◆ WHAT YOU SHOULD DO
Reproduce each record below exactly as written.

:::::

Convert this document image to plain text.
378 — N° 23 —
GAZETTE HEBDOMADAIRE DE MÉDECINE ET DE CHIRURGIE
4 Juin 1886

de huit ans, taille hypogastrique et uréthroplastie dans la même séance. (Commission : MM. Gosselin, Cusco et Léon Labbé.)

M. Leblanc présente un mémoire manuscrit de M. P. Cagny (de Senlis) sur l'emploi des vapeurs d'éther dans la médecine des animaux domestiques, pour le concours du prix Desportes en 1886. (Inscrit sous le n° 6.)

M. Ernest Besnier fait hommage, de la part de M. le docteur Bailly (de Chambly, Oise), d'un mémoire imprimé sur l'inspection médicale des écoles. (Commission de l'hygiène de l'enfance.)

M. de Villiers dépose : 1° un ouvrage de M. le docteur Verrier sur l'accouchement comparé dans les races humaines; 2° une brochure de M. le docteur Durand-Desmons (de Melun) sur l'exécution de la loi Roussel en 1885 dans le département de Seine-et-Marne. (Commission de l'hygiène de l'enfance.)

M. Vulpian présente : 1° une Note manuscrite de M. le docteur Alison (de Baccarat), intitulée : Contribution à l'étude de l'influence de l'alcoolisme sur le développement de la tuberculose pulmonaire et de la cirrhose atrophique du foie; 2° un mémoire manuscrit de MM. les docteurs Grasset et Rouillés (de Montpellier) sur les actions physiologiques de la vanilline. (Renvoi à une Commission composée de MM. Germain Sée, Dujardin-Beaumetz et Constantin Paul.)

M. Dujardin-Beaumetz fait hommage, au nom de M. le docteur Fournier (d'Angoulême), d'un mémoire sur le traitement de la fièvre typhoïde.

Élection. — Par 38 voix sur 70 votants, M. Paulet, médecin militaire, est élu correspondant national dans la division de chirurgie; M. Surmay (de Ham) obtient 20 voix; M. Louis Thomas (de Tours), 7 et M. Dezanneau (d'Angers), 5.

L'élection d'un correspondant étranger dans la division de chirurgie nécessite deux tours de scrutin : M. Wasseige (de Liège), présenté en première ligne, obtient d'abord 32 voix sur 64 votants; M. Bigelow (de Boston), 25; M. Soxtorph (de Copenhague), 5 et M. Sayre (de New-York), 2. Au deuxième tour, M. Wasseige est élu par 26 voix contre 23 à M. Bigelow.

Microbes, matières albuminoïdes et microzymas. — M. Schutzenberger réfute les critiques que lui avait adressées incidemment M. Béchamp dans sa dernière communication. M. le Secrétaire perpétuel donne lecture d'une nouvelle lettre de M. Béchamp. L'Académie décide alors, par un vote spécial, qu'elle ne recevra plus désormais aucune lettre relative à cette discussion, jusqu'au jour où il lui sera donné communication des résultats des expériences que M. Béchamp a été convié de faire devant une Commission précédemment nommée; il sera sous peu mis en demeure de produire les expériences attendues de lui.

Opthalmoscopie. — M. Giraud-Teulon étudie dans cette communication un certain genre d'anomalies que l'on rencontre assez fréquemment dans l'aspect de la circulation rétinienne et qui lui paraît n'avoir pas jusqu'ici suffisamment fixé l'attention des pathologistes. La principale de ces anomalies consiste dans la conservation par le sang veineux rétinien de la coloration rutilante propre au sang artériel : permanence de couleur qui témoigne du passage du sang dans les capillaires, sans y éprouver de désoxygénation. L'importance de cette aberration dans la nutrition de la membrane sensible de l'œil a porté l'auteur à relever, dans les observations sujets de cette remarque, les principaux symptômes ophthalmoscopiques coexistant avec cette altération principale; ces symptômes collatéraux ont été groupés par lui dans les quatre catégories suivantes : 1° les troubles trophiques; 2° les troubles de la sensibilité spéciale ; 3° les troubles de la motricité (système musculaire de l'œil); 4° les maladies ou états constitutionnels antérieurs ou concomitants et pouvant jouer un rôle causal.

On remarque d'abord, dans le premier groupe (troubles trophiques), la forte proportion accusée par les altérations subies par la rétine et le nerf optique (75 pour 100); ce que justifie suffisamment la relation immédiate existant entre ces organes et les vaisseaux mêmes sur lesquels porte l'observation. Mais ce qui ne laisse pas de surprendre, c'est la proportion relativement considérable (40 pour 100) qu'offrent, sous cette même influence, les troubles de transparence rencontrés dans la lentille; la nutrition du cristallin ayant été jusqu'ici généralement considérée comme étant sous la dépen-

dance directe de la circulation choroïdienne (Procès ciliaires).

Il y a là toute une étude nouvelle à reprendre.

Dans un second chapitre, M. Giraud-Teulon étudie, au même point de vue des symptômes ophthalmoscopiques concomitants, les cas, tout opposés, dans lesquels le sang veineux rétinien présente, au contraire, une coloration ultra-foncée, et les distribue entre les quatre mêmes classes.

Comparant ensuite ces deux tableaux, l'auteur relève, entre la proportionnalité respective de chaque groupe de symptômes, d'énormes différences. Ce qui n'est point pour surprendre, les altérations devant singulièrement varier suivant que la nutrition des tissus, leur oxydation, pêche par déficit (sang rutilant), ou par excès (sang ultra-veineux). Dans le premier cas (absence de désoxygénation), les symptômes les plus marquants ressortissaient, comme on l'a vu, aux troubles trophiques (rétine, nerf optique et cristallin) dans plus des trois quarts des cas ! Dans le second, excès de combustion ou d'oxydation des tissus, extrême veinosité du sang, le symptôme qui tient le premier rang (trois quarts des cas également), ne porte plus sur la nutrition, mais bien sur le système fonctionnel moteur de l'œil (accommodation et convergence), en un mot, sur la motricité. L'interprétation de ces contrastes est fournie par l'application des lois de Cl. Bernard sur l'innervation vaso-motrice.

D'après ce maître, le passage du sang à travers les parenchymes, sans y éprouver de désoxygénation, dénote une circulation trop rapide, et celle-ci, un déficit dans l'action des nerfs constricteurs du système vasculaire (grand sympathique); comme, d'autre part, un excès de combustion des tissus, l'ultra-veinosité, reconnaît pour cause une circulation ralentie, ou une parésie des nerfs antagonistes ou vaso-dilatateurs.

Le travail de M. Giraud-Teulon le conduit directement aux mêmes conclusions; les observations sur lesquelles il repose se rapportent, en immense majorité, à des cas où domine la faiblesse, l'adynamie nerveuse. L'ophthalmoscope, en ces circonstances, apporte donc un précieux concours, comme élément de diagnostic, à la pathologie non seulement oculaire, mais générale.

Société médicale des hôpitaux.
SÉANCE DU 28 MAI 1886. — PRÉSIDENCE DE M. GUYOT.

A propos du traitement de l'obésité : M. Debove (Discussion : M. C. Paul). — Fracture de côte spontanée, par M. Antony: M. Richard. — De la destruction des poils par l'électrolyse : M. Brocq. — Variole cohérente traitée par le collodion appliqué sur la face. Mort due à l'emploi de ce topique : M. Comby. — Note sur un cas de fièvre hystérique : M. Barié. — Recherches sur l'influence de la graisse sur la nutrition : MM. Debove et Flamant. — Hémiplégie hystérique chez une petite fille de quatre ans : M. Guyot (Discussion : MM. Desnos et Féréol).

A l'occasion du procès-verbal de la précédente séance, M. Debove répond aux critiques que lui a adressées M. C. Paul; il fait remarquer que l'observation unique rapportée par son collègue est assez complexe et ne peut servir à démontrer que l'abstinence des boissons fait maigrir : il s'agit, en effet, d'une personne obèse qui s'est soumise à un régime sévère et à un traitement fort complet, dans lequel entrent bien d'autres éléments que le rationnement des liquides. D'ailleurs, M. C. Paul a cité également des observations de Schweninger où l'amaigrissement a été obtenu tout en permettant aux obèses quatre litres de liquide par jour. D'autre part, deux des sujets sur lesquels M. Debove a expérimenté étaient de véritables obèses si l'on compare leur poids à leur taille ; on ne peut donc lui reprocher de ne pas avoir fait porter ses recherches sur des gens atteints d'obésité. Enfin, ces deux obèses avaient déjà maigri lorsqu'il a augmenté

:::::

◆ RESULT OF THIS EXERCISE
Convert this document image to plain text.
378 — N° 23 —
GAZETTE HEBDOMADAIRE DE MÉDECINE ET DE CHIRURGIE
4 Juin 1886

de huit ans, taille hypogastrique et uréthroplastie dans la même séance. (Commission : MM. Gosselin, Cusco et Léon Labbé.)

M. Leblanc présente un mémoire manuscrit de M. P. Cagny (de Senlis) sur l'emploi des vapeurs d'éther dans la médecine des animaux domestiques, pour le concours du prix Desportes en 1886. (Inscrit sous le n° 6.)

M. Ernest Besnier fait hommage, de la part de M. le docteur Bailly (de Chambly, Oise), d'un mémoire imprimé sur l'inspection médicale des écoles. (Commission de l'hygiène de l'enfance.)

M. de Villiers dépose : 1° un ouvrage de M. le docteur Verrier sur l'accouchement comparé dans les races humaines; 2° une brochure de M. le docteur Durand-Desmons (de Melun) sur l'exécution de la loi Roussel en 1885 dans le département de Seine-et-Marne. (Commission de l'hygiène de l'enfance.)

M. Vulpian présente : 1° une Note manuscrite de M. le docteur Alison (de Baccarat), intitulée : Contribution à l'étude de l'influence de l'alcoolisme sur le développement de la tuberculose pulmonaire et de la cirrhose atrophique du foie; 2° un mémoire manuscrit de MM. les docteurs Grasset et Rouillés (de Montpellier) sur les actions physiologiques de la vanilline. (Renvoi à une Commission composée de MM. Germain Sée, Dujardin-Beaumetz et Constantin Paul.)

M. Dujardin-Beaumetz fait hommage, au nom de M. le docteur Fournier (d'Angoulême), d'un mémoire sur le traitement de la fièvre typhoïde.

Élection. — Par 38 voix sur 70 votants, M. Paulet, médecin militaire, est élu correspondant national dans la division de chirurgie; M. Surmay (de Ham) obtient 20 voix; M. Louis Thomas (de Tours), 7 et M. Dezanneau (d'Angers), 5.

L'élection d'un correspondant étranger dans la division de chirurgie nécessite deux tours de scrutin : M. Wasseige (de Liège), présenté en première ligne, obtient d'abord 32 voix sur 64 votants; M. Bigelow (de Boston), 25; M. Soxtorph (de Copenhague), 5 et M. Sayre (de New-York), 2. Au deuxième tour, M. Wasseige est élu par 26 voix contre 23 à M. Bigelow.

Microbes, matières albuminoïdes et microzymas. — M. Schutzenberger réfute les critiques que lui avait adressées incidemment M. Béchamp dans sa dernière communication. M. le Secrétaire perpétuel donne lecture d'une nouvelle lettre de M. Béchamp. L'Académie décide alors, par un vote spécial, qu'elle ne recevra plus désormais aucune lettre relative à cette discussion, jusqu'au jour où il lui sera donné communication des résultats des expériences que M. Béchamp a été convié de faire devant une Commission précédemment nommée; il sera sous peu mis en demeure de produire les expériences attendues de lui.

Opthalmoscopie. — M. Giraud-Teulon étudie dans cette communication un certain genre d'anomalies que l'on rencontre assez fréquemment dans l'aspect de la circulation rétinienne et qui lui paraît n'avoir pas jusqu'ici suffisamment fixé l'attention des pathologistes. La principale de ces anomalies consiste dans la conservation par le sang veineux rétinien de la coloration rutilante propre au sang artériel : permanence de couleur qui témoigne du passage du sang dans les capillaires, sans y éprouver de désoxygénation. L'importance de cette aberration dans la nutrition de la membrane sensible de l'œil a porté l'auteur à relever, dans les observations sujets de cette remarque, les principaux symptômes ophthalmoscopiques coexistant avec cette altération principale; ces symptômes collatéraux ont été groupés par lui dans les quatre catégories suivantes : 1° les troubles trophiques; 2° les troubles de la sensibilité spéciale ; 3° les troubles de la motricité (système musculaire de l'œil); 4° les maladies ou états constitutionnels antérieurs ou concomitants et pouvant jouer un rôle causal.

On remarque d'abord, dans le premier groupe (troubles trophiques), la forte proportion accusée par les altérations subies par la rétine et le nerf optique (75 pour 100); ce que justifie suffisamment la relation immédiate existant entre ces organes et les vaisseaux mêmes sur lesquels porte l'observation. Mais ce qui ne laisse pas de surprendre, c'est la proportion relativement considérable (40 pour 100) qu'offrent, sous cette même influence, les troubles de transparence rencontrés dans la lentille; la nutrition du cristallin ayant été jusqu'ici généralement considérée comme étant sous la dépen-

dance directe de la circulation choroïdienne (Procès ciliaires).

Il y a là toute une étude nouvelle à reprendre.

Dans un second chapitre, M. Giraud-Teulon étudie, au même point de vue des symptômes ophthalmoscopiques concomitants, les cas, tout opposés, dans lesquels le sang veineux rétinien présente, au contraire, une coloration ultra-foncée, et les distribue entre les quatre mêmes classes.

Comparant ensuite ces deux tableaux, l'auteur relève, entre la proportionnalité respective de chaque groupe de symptômes, d'énormes différences. Ce qui n'est point pour surprendre, les altérations devant singulièrement varier suivant que la nutrition des tissus, leur oxydation, pêche par déficit (sang rutilant), ou par excès (sang ultra-veineux). Dans le premier cas (absence de désoxygénation), les symptômes les plus marquants ressortissaient, comme on l'a vu, aux troubles trophiques (rétine, nerf optique et cristallin) dans plus des trois quarts des cas ! Dans le second, excès de combustion ou d'oxydation des tissus, extrême veinosité du sang, le symptôme qui tient le premier rang (trois quarts des cas également), ne porte plus sur la nutrition, mais bien sur le système fonctionnel moteur de l'œil (accommodation et convergence), en un mot, sur la motricité. L'interprétation de ces contrastes est fournie par l'application des lois de Cl. Bernard sur l'innervation vaso-motrice.

D'après ce maître, le passage du sang à travers les parenchymes, sans y éprouver de désoxygénation, dénote une circulation trop rapide, et celle-ci, un déficit dans l'action des nerfs constricteurs du système vasculaire (grand sympathique); comme, d'autre part, un excès de combustion des tissus, l'ultra-veinosité, reconnaît pour cause une circulation ralentie, ou une parésie des nerfs antagonistes ou vaso-dilatateurs.

Le travail de M. Giraud-Teulon le conduit directement aux mêmes conclusions; les observations sur lesquelles il repose se rapportent, en immense majorité, à des cas où domine la faiblesse, l'adynamie nerveuse. L'ophthalmoscope, en ces circonstances, apporte donc un précieux concours, comme élément de diagnostic, à la pathologie non seulement oculaire, mais générale.

Société médicale des hôpitaux.
SÉANCE DU 28 MAI 1886. — PRÉSIDENCE DE M. GUYOT.

A propos du traitement de l'obésité : M. Debove (Discussion : M. C. Paul). — Fracture de côte spontanée, par M. Antony: M. Richard. — De la destruction des poils par l'électrolyse : M. Brocq. — Variole cohérente traitée par le collodion appliqué sur la face. Mort due à l'emploi de ce topique : M. Comby. — Note sur un cas de fièvre hystérique : M. Barié. — Recherches sur l'influence de la graisse sur la nutrition : MM. Debove et Flamant. — Hémiplégie hystérique chez une petite fille de quatre ans : M. Guyot (Discussion : MM. Desnos et Féréol).

A l'occasion du procès-verbal de la précédente séance, M. Debove répond aux critiques que lui a adressées M. C. Paul; il fait remarquer que l'observation unique rapportée par son collègue est assez complexe et ne peut servir à démontrer que l'abstinence des boissons fait maigrir : il s'agit, en effet, d'une personne obèse qui s'est soumise à un régime sévère et à un traitement fort complet, dans lequel entrent bien d'autres éléments que le rationnement des liquides. D'ailleurs, M. C. Paul a cité également des observations de Schweninger où l'amaigrissement a été obtenu tout en permettant aux obèses quatre litres de liquide par jour. D'autre part, deux des sujets sur lesquels M. Debove a expérimenté étaient de véritables obèses si l'on compare leur poids à leur taille ; on ne peut donc lui reprocher de ne pas avoir fait porter ses recherches sur des gens atteints d'obésité. Enfin, ces deux obèses avaient déjà maigri lorsqu'il a augmenté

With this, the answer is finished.